**REQUIRED WORK**
Could you write out the records below exactly as they appear?

+--

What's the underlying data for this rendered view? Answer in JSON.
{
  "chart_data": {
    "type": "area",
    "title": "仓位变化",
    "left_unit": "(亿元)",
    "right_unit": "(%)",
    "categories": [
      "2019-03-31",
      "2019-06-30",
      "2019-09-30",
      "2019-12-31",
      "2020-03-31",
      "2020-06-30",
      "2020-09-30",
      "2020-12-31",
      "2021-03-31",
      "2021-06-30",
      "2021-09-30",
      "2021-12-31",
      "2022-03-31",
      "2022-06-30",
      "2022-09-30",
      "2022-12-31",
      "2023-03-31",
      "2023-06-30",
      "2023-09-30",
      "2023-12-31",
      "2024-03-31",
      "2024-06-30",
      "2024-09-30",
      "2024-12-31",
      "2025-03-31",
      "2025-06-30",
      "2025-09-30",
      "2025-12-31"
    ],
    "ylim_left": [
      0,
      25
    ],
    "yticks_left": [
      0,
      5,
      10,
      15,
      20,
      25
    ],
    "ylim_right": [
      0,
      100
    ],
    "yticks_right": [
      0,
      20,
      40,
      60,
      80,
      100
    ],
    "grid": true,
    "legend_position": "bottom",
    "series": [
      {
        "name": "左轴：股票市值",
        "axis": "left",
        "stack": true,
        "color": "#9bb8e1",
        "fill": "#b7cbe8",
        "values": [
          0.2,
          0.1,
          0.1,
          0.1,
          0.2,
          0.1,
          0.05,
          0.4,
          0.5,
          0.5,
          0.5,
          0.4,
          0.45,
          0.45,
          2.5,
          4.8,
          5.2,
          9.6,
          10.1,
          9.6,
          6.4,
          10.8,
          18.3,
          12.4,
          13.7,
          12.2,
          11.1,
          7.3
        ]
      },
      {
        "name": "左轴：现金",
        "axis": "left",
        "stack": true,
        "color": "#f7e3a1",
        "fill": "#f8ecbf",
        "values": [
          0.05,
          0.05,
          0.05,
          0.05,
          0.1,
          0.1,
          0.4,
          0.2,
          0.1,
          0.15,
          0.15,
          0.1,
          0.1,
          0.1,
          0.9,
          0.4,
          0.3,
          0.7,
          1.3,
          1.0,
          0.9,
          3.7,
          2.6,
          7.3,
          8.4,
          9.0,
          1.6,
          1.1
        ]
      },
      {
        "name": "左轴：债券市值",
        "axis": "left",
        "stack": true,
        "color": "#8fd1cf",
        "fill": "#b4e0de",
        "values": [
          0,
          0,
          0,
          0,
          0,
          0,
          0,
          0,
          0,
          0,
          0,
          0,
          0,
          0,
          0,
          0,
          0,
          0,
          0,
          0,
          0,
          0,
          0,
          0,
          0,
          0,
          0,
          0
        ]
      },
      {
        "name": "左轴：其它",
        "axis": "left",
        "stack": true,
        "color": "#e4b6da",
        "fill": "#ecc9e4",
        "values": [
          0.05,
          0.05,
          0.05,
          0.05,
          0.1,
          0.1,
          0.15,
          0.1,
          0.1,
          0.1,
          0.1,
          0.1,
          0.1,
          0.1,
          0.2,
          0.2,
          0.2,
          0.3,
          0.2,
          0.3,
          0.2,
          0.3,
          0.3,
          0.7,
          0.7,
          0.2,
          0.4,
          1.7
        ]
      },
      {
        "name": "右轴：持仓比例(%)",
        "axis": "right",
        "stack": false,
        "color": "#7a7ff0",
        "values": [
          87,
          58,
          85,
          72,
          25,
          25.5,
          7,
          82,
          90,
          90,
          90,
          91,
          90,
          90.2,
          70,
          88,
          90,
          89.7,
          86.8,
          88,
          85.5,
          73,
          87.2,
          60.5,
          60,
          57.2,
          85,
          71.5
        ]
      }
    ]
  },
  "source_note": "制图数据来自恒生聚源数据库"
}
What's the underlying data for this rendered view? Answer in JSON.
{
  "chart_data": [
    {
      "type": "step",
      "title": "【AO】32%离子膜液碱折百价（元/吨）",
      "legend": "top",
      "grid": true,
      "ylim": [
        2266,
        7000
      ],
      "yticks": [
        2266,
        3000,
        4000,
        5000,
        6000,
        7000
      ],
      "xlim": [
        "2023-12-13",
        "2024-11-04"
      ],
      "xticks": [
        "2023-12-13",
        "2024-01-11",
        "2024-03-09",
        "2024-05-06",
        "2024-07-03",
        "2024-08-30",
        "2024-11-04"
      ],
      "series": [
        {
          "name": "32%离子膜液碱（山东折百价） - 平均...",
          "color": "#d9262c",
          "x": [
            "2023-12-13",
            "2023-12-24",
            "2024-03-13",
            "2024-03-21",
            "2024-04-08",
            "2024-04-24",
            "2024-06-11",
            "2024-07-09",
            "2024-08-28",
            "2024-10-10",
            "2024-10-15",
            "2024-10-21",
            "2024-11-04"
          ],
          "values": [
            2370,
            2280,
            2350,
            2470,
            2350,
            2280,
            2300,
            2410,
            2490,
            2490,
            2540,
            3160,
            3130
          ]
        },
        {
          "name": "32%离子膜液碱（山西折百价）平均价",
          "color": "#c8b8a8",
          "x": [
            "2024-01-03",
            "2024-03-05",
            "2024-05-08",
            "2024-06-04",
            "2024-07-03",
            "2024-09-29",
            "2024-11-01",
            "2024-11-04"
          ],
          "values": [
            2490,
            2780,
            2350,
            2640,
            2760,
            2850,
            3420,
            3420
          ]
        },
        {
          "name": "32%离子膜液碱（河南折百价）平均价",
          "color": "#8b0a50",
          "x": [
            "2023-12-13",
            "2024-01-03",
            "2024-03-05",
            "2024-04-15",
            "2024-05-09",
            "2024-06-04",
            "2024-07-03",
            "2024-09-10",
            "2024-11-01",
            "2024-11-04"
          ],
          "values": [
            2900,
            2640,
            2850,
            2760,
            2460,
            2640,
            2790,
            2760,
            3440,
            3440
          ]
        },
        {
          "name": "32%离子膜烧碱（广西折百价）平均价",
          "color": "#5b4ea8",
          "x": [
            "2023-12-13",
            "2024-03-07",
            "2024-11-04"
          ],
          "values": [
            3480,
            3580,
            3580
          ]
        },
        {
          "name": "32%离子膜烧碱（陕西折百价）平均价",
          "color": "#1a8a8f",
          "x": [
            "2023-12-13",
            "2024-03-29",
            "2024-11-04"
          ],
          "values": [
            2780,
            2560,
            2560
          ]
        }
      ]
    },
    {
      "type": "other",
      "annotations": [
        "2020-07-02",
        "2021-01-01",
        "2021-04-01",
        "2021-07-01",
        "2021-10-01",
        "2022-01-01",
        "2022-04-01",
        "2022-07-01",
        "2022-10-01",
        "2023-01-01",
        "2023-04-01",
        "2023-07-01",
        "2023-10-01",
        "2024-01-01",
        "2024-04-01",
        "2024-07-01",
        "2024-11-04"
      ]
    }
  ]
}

+--

**SOLVED PROBLEM**
What's the underlying data for this rendered view? Answer in JSON.
{
  "chart_data": {
    "type": "area",
    "title": "仓位变化",
    "left_unit": "(亿元)",
    "right_unit": "(%)",
    "categories": [
      "2019-03-31",
      "2019-06-30",
      "2019-09-30",
      "2019-12-31",
      "2020-03-31",
      "2020-06-30",
      "2020-09-30",
      "2020-12-31",
      "2021-03-31",
      "2021-06-30",
      "2021-09-30",
      "2021-12-31",
      "2022-03-31",
      "2022-06-30",
      "2022-09-30",
      "2022-12-31",
      "2023-03-31",
      "2023-06-30",
      "2023-09-30",
      "2023-12-31",
      "2024-03-31",
      "2024-06-30",
      "2024-09-30",
      "2024-12-31",
      "2025-03-31",
      "2025-06-30",
      "2025-09-30",
      "2025-12-31"
    ],
    "ylim_left": [
      0,
      25
    ],
    "yticks_left": [
      0,
      5,
      10,
      15,
      20,
      25
    ],
    "ylim_right": [
      0,
      100
    ],
    "yticks_right": [
      0,
      20,
      40,
      60,
      80,
      100
    ],
    "grid": true,
    "legend_position": "bottom",
    "series": [
      {
        "name": "左轴：股票市值",
        "axis": "left",
        "stack": true,
        "color": "#9bb8e1",
        "fill": "#b7cbe8",
        "values": [
          0.2,
          0.1,
          0.1,
          0.1,
          0.2,
          0.1,
          0.05,
          0.4,
          0.5,
          0.5,
          0.5,
          0.4,
          0.45,
          0.45,
          2.5,
          4.8,
          5.2,
          9.6,
          10.1,
          9.6,
          6.4,
          10.8,
          18.3,
          12.4,
          13.7,
          12.2,
          11.1,
          7.3
        ]
      },
      {
        "name": "左轴：现金",
        "axis": "left",
        "stack": true,
        "color": "#f7e3a1",
        "fill": "#f8ecbf",
        "values": [
          0.05,
          0.05,
          0.05,
          0.05,
          0.1,
          0.1,
          0.4,
          0.2,
          0.1,
          0.15,
          0.15,
          0.1,
          0.1,
          0.1,
          0.9,
          0.4,
          0.3,
          0.7,
          1.3,
          1.0,
          0.9,
          3.7,
          2.6,
          7.3,
          8.4,
          9.0,
          1.6,
          1.1
        ]
      },
      {
        "name": "左轴：债券市值",
        "axis": "left",
        "stack": true,
        "color": "#8fd1cf",
        "fill": "#b4e0de",
        "values": [
          0,
          0,
          0,
          0,
          0,
          0,
          0,
          0,
          0,
          0,
          0,
          0,
          0,
          0,
          0,
          0,
          0,
          0,
          0,
          0,
          0,
          0,
          0,
          0,
          0,
          0,
          0,
          0
        ]
      },
      {
        "name": "左轴：其它",
        "axis": "left",
        "stack": true,
        "color": "#e4b6da",
        "fill": "#ecc9e4",
        "values": [
          0.05,
          0.05,
          0.05,
          0.05,
          0.1,
          0.1,
          0.15,
          0.1,
          0.1,
          0.1,
          0.1,
          0.1,
          0.1,
          0.1,
          0.2,
          0.2,
          0.2,
          0.3,
          0.2,
          0.3,
          0.2,
          0.3,
          0.3,
          0.7,
          0.7,
          0.2,
          0.4,
          1.7
        ]
      },
      {
        "name": "右轴：持仓比例(%)",
        "axis": "right",
        "stack": false,
        "color": "#7a7ff0",
        "values": [
          87,
          58,
          85,
          72,
          25,
          25.5,
          7,
          82,
          90,
          90,
          90,
          91,
          90,
          90.2,
          70,
          88,
          90,
          89.7,
          86.8,
          88,
          85.5,
          73,
          87.2,
          60.5,
          60,
          57.2,
          85,
          71.5
        ]
      }
    ]
  },
  "source_note": "制图数据来自恒生聚源数据库"
}
What's the underlying data for this rendered view? Answer in JSON.
{
  "chart_data": [
    {
      "type": "step",
      "title": "【AO】32%离子膜液碱折百价（元/吨）",
      "legend": "top",
      "grid": true,
      "ylim": [
        2266,
        7000
      ],
      "yticks": [
        2266,
        3000,
        4000,
        5000,
        6000,
        7000
      ],
      "xlim": [
        "2023-12-13",
        "2024-11-04"
      ],
      "xticks": [
        "2023-12-13",
        "2024-01-11",
        "2024-03-09",
        "2024-05-06",
        "2024-07-03",
        "2024-08-30",
        "2024-11-04"
      ],
      "series": [
        {
          "name": "32%离子膜液碱（山东折百价） - 平均...",
          "color": "#d9262c",
          "x": [
            "2023-12-13",
            "2023-12-24",
            "2024-03-13",
            "2024-03-21",
            "2024-04-08",
            "2024-04-24",
            "2024-06-11",
            "2024-07-09",
            "2024-08-28",
            "2024-10-10",
            "2024-10-15",
            "2024-10-21",
            "2024-11-04"
          ],
          "values": [
            2370,
            2280,
            2350,
            2470,
            2350,
            2280,
            2300,
            2410,
            2490,
            2490,
            2540,
            3160,
            3130
          ]
        },
        {
          "name": "32%离子膜液碱（山西折百价）平均价",
          "color": "#c8b8a8",
          "x": [
            "2024-01-03",
            "2024-03-05",
            "2024-05-08",
            "2024-06-04",
            "2024-07-03",
            "2024-09-29",
            "2024-11-01",
            "2024-11-04"
          ],
          "values": [
            2490,
            2780,
            2350,
            2640,
            2760,
            2850,
            3420,
            3420
          ]
        },
        {
          "name": "32%离子膜液碱（河南折百价）平均价",
          "color": "#8b0a50",
          "x": [
            "2023-12-13",
            "2024-01-03",
            "2024-03-05",
            "2024-04-15",
            "2024-05-09",
            "2024-06-04",
            "2024-07-03",
            "2024-09-10",
            "2024-11-01",
            "2024-11-04"
          ],
          "values": [
            2900,
            2640,
            2850,
            2760,
            2460,
            2640,
            2790,
            2760,
            3440,
            3440
          ]
        },
        {
          "name": "32%离子膜烧碱（广西折百价）平均价",
          "color": "#5b4ea8",
          "x": [
            "2023-12-13",
            "2024-03-07",
            "2024-11-04"
          ],
          "values": [
            3480,
            3580,
            3580
          ]
        },
        {
          "name": "32%离子膜烧碱（陕西折百价）平均价",
          "color": "#1a8a8f",
          "x": [
            "2023-12-13",
            "2024-03-29",
            "2024-11-04"
          ],
          "values": [
            2780,
            2560,
            2560
          ]
        }
      ]
    },
    {
      "type": "other",
      "annotations": [
        "2020-07-02",
        "2021-01-01",
        "2021-04-01",
        "2021-07-01",
        "2021-10-01",
        "2022-01-01",
        "2022-04-01",
        "2022-07-01",
        "2022-10-01",
        "2023-01-01",
        "2023-04-01",
        "2023-07-01",
        "2023-10-01",
        "2024-01-01",
        "2024-04-01",
        "2024-07-01",
        "2024-11-04"
      ]
    }
  ]
}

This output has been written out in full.